> _Collected data entries_

-- start --

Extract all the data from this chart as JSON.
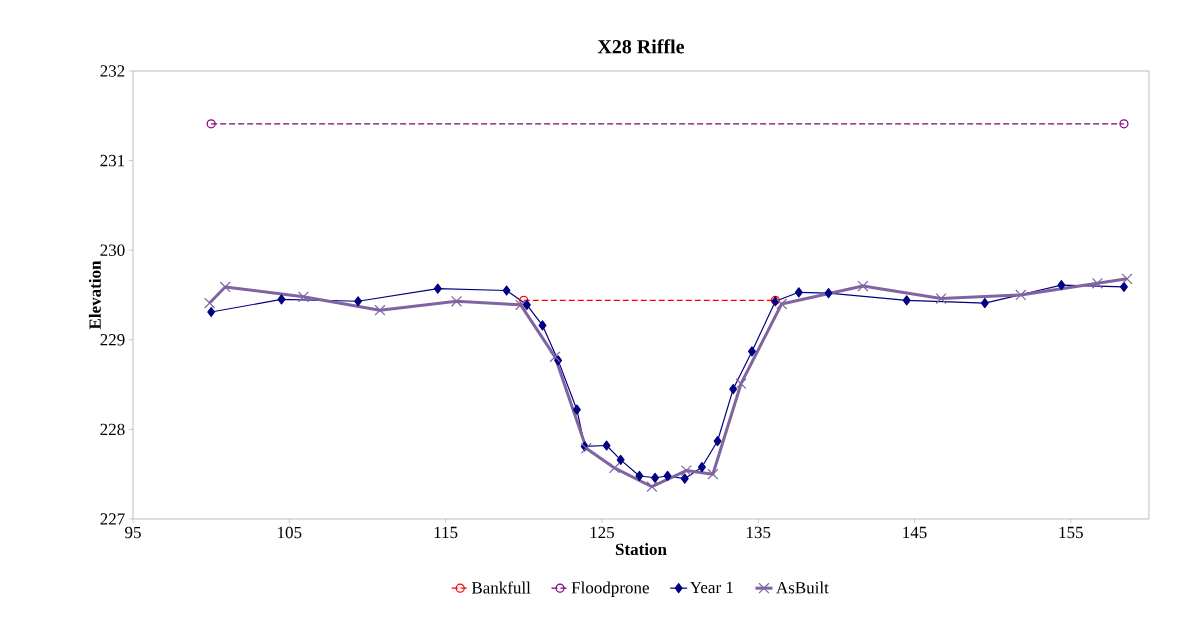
{
  "chart_data": {
    "type": "line",
    "title": "X28 Riffle",
    "xlabel": "Station",
    "ylabel": "Elevation",
    "xlim": [
      95,
      160
    ],
    "xticks": [
      95,
      105,
      115,
      125,
      135,
      145,
      155
    ],
    "ylim": [
      227,
      232
    ],
    "yticks": [
      227,
      228,
      229,
      230,
      231,
      232
    ],
    "grid": false,
    "legend": "bottom",
    "series": [
      {
        "name": "Bankfull",
        "color": "#ff0000",
        "marker": "circle",
        "line_style": "dashed",
        "x": [
          120.0,
          136.1
        ],
        "values": [
          229.44,
          229.44
        ]
      },
      {
        "name": "Floodprone",
        "color": "#800080",
        "marker": "circle",
        "line_style": "dashed",
        "x": [
          100.0,
          158.4
        ],
        "values": [
          231.41,
          231.41
        ]
      },
      {
        "name": "Year 1",
        "color": "#000080",
        "marker": "diamond",
        "line_style": "solid",
        "x": [
          100.0,
          104.5,
          109.4,
          114.5,
          118.9,
          120.2,
          121.2,
          122.2,
          123.4,
          123.9,
          125.3,
          126.2,
          127.4,
          128.4,
          129.2,
          130.3,
          131.4,
          132.4,
          133.4,
          134.6,
          136.1,
          137.6,
          139.5,
          144.5,
          149.5,
          154.4,
          158.4
        ],
        "values": [
          229.31,
          229.45,
          229.43,
          229.57,
          229.55,
          229.39,
          229.16,
          228.77,
          228.22,
          227.81,
          227.82,
          227.66,
          227.48,
          227.46,
          227.48,
          227.45,
          227.58,
          227.87,
          228.45,
          228.87,
          229.43,
          229.53,
          229.52,
          229.44,
          229.41,
          229.61,
          229.59
        ]
      },
      {
        "name": "AsBuilt",
        "color": "#8064a2",
        "marker": "cross",
        "line_style": "solid",
        "x": [
          99.9,
          100.9,
          105.9,
          110.8,
          115.7,
          119.8,
          122.0,
          124.0,
          125.8,
          128.2,
          130.4,
          132.1,
          133.9,
          136.5,
          141.7,
          146.7,
          151.8,
          156.7,
          158.6
        ],
        "values": [
          229.41,
          229.59,
          229.48,
          229.33,
          229.43,
          229.39,
          228.81,
          227.79,
          227.57,
          227.36,
          227.54,
          227.5,
          228.51,
          229.4,
          229.6,
          229.46,
          229.5,
          229.63,
          229.68
        ]
      }
    ]
  }
}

-- end --

> _Description of the task_
Set down the records in full and exactly. Do not carry over any image.

> _Result of this exercise_
Extract all the data from this chart as JSON.
{
  "chart_data": {
    "type": "line",
    "title": "X28 Riffle",
    "xlabel": "Station",
    "ylabel": "Elevation",
    "xlim": [
      95,
      160
    ],
    "xticks": [
      95,
      105,
      115,
      125,
      135,
      145,
      155
    ],
    "ylim": [
      227,
      232
    ],
    "yticks": [
      227,
      228,
      229,
      230,
      231,
      232
    ],
    "grid": false,
    "legend": "bottom",
    "series": [
      {
        "name": "Bankfull",
        "color": "#ff0000",
        "marker": "circle",
        "line_style": "dashed",
        "x": [
          120.0,
          136.1
        ],
        "values": [
          229.44,
          229.44
        ]
      },
      {
        "name": "Floodprone",
        "color": "#800080",
        "marker": "circle",
        "line_style": "dashed",
        "x": [
          100.0,
          158.4
        ],
        "values": [
          231.41,
          231.41
        ]
      },
      {
        "name": "Year 1",
        "color": "#000080",
        "marker": "diamond",
        "line_style": "solid",
        "x": [
          100.0,
          104.5,
          109.4,
          114.5,
          118.9,
          120.2,
          121.2,
          122.2,
          123.4,
          123.9,
          125.3,
          126.2,
          127.4,
          128.4,
          129.2,
          130.3,
          131.4,
          132.4,
          133.4,
          134.6,
          136.1,
          137.6,
          139.5,
          144.5,
          149.5,
          154.4,
          158.4
        ],
        "values": [
          229.31,
          229.45,
          229.43,
          229.57,
          229.55,
          229.39,
          229.16,
          228.77,
          228.22,
          227.81,
          227.82,
          227.66,
          227.48,
          227.46,
          227.48,
          227.45,
          227.58,
          227.87,
          228.45,
          228.87,
          229.43,
          229.53,
          229.52,
          229.44,
          229.41,
          229.61,
          229.59
        ]
      },
      {
        "name": "AsBuilt",
        "color": "#8064a2",
        "marker": "cross",
        "line_style": "solid",
        "x": [
          99.9,
          100.9,
          105.9,
          110.8,
          115.7,
          119.8,
          122.0,
          124.0,
          125.8,
          128.2,
          130.4,
          132.1,
          133.9,
          136.5,
          141.7,
          146.7,
          151.8,
          156.7,
          158.6
        ],
        "values": [
          229.41,
          229.59,
          229.48,
          229.33,
          229.43,
          229.39,
          228.81,
          227.79,
          227.57,
          227.36,
          227.54,
          227.5,
          228.51,
          229.4,
          229.6,
          229.46,
          229.5,
          229.63,
          229.68
        ]
      }
    ]
  }
}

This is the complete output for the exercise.